▸ **TO DO**: Repeat every record exactly, but keep images out of the copy.

▸ **SUPPLIED MATERIAL**:
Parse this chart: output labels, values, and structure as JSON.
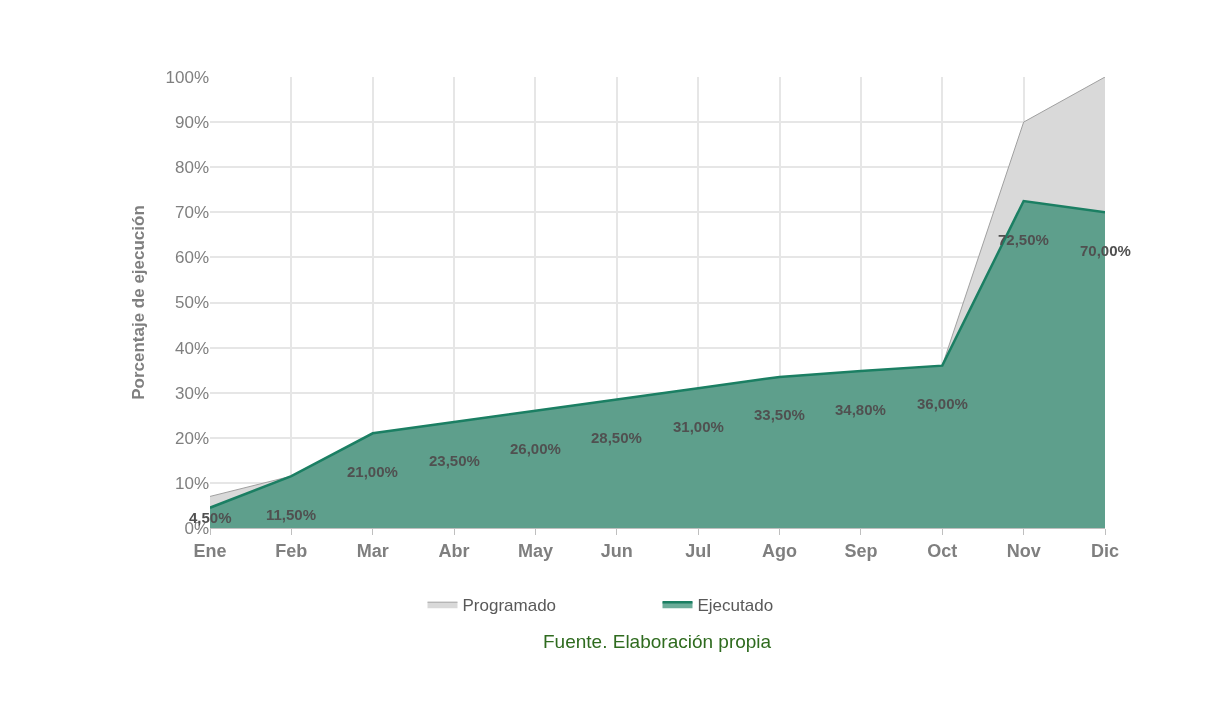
{
  "chart_data": {
    "type": "area",
    "ylabel": "Porcentaje de ejecución",
    "categories": [
      "Ene",
      "Feb",
      "Mar",
      "Abr",
      "May",
      "Jun",
      "Jul",
      "Ago",
      "Sep",
      "Oct",
      "Nov",
      "Dic"
    ],
    "series": [
      {
        "name": "Programado",
        "color": "#d9d9d9",
        "values": [
          7,
          11.5,
          21,
          23.5,
          26,
          28.5,
          31,
          33.5,
          34.8,
          36,
          90,
          100
        ]
      },
      {
        "name": "Ejecutado",
        "color": "#1b7f63",
        "values": [
          4.5,
          11.5,
          21,
          23.5,
          26,
          28.5,
          31,
          33.5,
          34.8,
          36,
          72.5,
          70
        ],
        "value_labels": [
          "4,50%",
          "11,50%",
          "21,00%",
          "23,50%",
          "26,00%",
          "28,50%",
          "31,00%",
          "33,50%",
          "34,80%",
          "36,00%",
          "72,50%",
          "70,00%"
        ]
      }
    ],
    "ylim": [
      0,
      100
    ],
    "yticks": [
      {
        "value": 0,
        "label": "0%"
      },
      {
        "value": 10,
        "label": "10%"
      },
      {
        "value": 20,
        "label": "20%"
      },
      {
        "value": 30,
        "label": "30%"
      },
      {
        "value": 40,
        "label": "40%"
      },
      {
        "value": 50,
        "label": "50%"
      },
      {
        "value": 60,
        "label": "60%"
      },
      {
        "value": 70,
        "label": "70%"
      },
      {
        "value": 80,
        "label": "80%"
      },
      {
        "value": 90,
        "label": "90%"
      },
      {
        "value": 100,
        "label": "100%"
      }
    ],
    "grid": true,
    "legend": "bottom",
    "marker": "none",
    "annotations": [
      "Fuente. Elaboración propia"
    ]
  }
}
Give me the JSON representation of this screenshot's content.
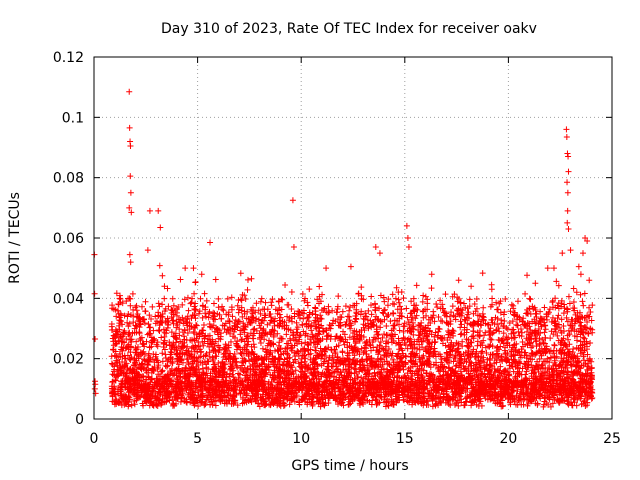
{
  "chart_data": {
    "type": "scatter",
    "title": "Day 310 of 2023, Rate Of TEC Index for receiver oakv",
    "xlabel": "GPS time / hours",
    "ylabel": "ROTI / TECUs",
    "xlim": [
      0,
      25
    ],
    "ylim": [
      0,
      0.12
    ],
    "xticks": [
      0,
      5,
      10,
      15,
      20,
      25
    ],
    "xtick_labels": [
      "0",
      "5",
      "10",
      "15",
      "20",
      "25"
    ],
    "yticks": [
      0,
      0.02,
      0.04,
      0.06,
      0.08,
      0.1,
      0.12
    ],
    "ytick_labels": [
      "0",
      "0.02",
      "0.04",
      "0.06",
      "0.08",
      "0.1",
      "0.12"
    ],
    "grid": true,
    "marker": "+",
    "color": "#ff0000",
    "series": [
      {
        "name": "ROTI",
        "x": [
          0.02,
          0.03,
          0.05,
          0.05,
          0.06,
          0.04,
          0.08,
          0.9,
          1.0,
          1.1,
          1.2,
          1.7,
          1.72,
          1.74,
          1.76,
          1.75,
          1.78,
          1.7,
          1.8,
          1.73,
          1.77,
          1.71,
          2.7,
          3.1,
          3.2,
          3.3,
          2.6,
          3.4,
          5.6,
          4.4,
          4.8,
          5.2,
          7.6,
          9.6,
          9.65,
          11.2,
          12.4,
          13.6,
          13.8,
          15.1,
          15.15,
          15.2,
          16.3,
          17.6,
          18.2,
          19.2,
          21.3,
          21.9,
          22.2,
          22.6,
          22.8,
          22.82,
          22.85,
          22.88,
          22.9,
          22.83,
          22.87,
          22.86,
          22.84,
          22.9,
          23.0,
          23.6,
          23.7,
          23.8,
          23.4,
          23.5,
          23.9,
          23.3
        ],
        "y": [
          0.0545,
          0.0415,
          0.0265,
          0.0125,
          0.0115,
          0.01,
          0.0085,
          0.018,
          0.021,
          0.025,
          0.028,
          0.1085,
          0.0965,
          0.092,
          0.0905,
          0.0805,
          0.075,
          0.07,
          0.0685,
          0.0545,
          0.052,
          0.04,
          0.069,
          0.069,
          0.0635,
          0.0475,
          0.056,
          0.044,
          0.0585,
          0.05,
          0.05,
          0.048,
          0.0465,
          0.0725,
          0.057,
          0.05,
          0.0505,
          0.057,
          0.055,
          0.064,
          0.06,
          0.057,
          0.048,
          0.046,
          0.044,
          0.043,
          0.045,
          0.05,
          0.05,
          0.055,
          0.096,
          0.0935,
          0.088,
          0.087,
          0.082,
          0.0785,
          0.075,
          0.069,
          0.065,
          0.063,
          0.056,
          0.055,
          0.06,
          0.059,
          0.0505,
          0.048,
          0.046,
          0.042
        ]
      }
    ]
  }
}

▸ **EXERCISE ANSWER**:
Parse this chart: output labels, values, and structure as JSON.
{
  "chart_data": {
    "type": "area",
    "ylabel": "Porcentaje de ejecución",
    "categories": [
      "Ene",
      "Feb",
      "Mar",
      "Abr",
      "May",
      "Jun",
      "Jul",
      "Ago",
      "Sep",
      "Oct",
      "Nov",
      "Dic"
    ],
    "series": [
      {
        "name": "Programado",
        "color": "#d9d9d9",
        "values": [
          7,
          11.5,
          21,
          23.5,
          26,
          28.5,
          31,
          33.5,
          34.8,
          36,
          90,
          100
        ]
      },
      {
        "name": "Ejecutado",
        "color": "#1b7f63",
        "values": [
          4.5,
          11.5,
          21,
          23.5,
          26,
          28.5,
          31,
          33.5,
          34.8,
          36,
          72.5,
          70
        ],
        "value_labels": [
          "4,50%",
          "11,50%",
          "21,00%",
          "23,50%",
          "26,00%",
          "28,50%",
          "31,00%",
          "33,50%",
          "34,80%",
          "36,00%",
          "72,50%",
          "70,00%"
        ]
      }
    ],
    "ylim": [
      0,
      100
    ],
    "yticks": [
      {
        "value": 0,
        "label": "0%"
      },
      {
        "value": 10,
        "label": "10%"
      },
      {
        "value": 20,
        "label": "20%"
      },
      {
        "value": 30,
        "label": "30%"
      },
      {
        "value": 40,
        "label": "40%"
      },
      {
        "value": 50,
        "label": "50%"
      },
      {
        "value": 60,
        "label": "60%"
      },
      {
        "value": 70,
        "label": "70%"
      },
      {
        "value": 80,
        "label": "80%"
      },
      {
        "value": 90,
        "label": "90%"
      },
      {
        "value": 100,
        "label": "100%"
      }
    ],
    "grid": true,
    "legend": "bottom",
    "marker": "none",
    "annotations": [
      "Fuente. Elaboración propia"
    ]
  }
}
Give me the JSON representation of this screenshot's content.
{
  "chart_data": {
    "type": "scatter",
    "title": "Day 310 of 2023, Rate Of TEC Index for receiver oakv",
    "xlabel": "GPS time / hours",
    "ylabel": "ROTI / TECUs",
    "xlim": [
      0,
      25
    ],
    "ylim": [
      0,
      0.12
    ],
    "xticks": [
      0,
      5,
      10,
      15,
      20,
      25
    ],
    "xtick_labels": [
      "0",
      "5",
      "10",
      "15",
      "20",
      "25"
    ],
    "yticks": [
      0,
      0.02,
      0.04,
      0.06,
      0.08,
      0.1,
      0.12
    ],
    "ytick_labels": [
      "0",
      "0.02",
      "0.04",
      "0.06",
      "0.08",
      "0.1",
      "0.12"
    ],
    "grid": true,
    "marker": "+",
    "color": "#ff0000",
    "series": [
      {
        "name": "ROTI",
        "x": [
          0.02,
          0.03,
          0.05,
          0.05,
          0.06,
          0.04,
          0.08,
          0.9,
          1.0,
          1.1,
          1.2,
          1.7,
          1.72,
          1.74,
          1.76,
          1.75,
          1.78,
          1.7,
          1.8,
          1.73,
          1.77,
          1.71,
          2.7,
          3.1,
          3.2,
          3.3,
          2.6,
          3.4,
          5.6,
          4.4,
          4.8,
          5.2,
          7.6,
          9.6,
          9.65,
          11.2,
          12.4,
          13.6,
          13.8,
          15.1,
          15.15,
          15.2,
          16.3,
          17.6,
          18.2,
          19.2,
          21.3,
          21.9,
          22.2,
          22.6,
          22.8,
          22.82,
          22.85,
          22.88,
          22.9,
          22.83,
          22.87,
          22.86,
          22.84,
          22.9,
          23.0,
          23.6,
          23.7,
          23.8,
          23.4,
          23.5,
          23.9,
          23.3
        ],
        "y": [
          0.0545,
          0.0415,
          0.0265,
          0.0125,
          0.0115,
          0.01,
          0.0085,
          0.018,
          0.021,
          0.025,
          0.028,
          0.1085,
          0.0965,
          0.092,
          0.0905,
          0.0805,
          0.075,
          0.07,
          0.0685,
          0.0545,
          0.052,
          0.04,
          0.069,
          0.069,
          0.0635,
          0.0475,
          0.056,
          0.044,
          0.0585,
          0.05,
          0.05,
          0.048,
          0.0465,
          0.0725,
          0.057,
          0.05,
          0.0505,
          0.057,
          0.055,
          0.064,
          0.06,
          0.057,
          0.048,
          0.046,
          0.044,
          0.043,
          0.045,
          0.05,
          0.05,
          0.055,
          0.096,
          0.0935,
          0.088,
          0.087,
          0.082,
          0.0785,
          0.075,
          0.069,
          0.065,
          0.063,
          0.056,
          0.055,
          0.06,
          0.059,
          0.0505,
          0.048,
          0.046,
          0.042
        ]
      }
    ]
  }
}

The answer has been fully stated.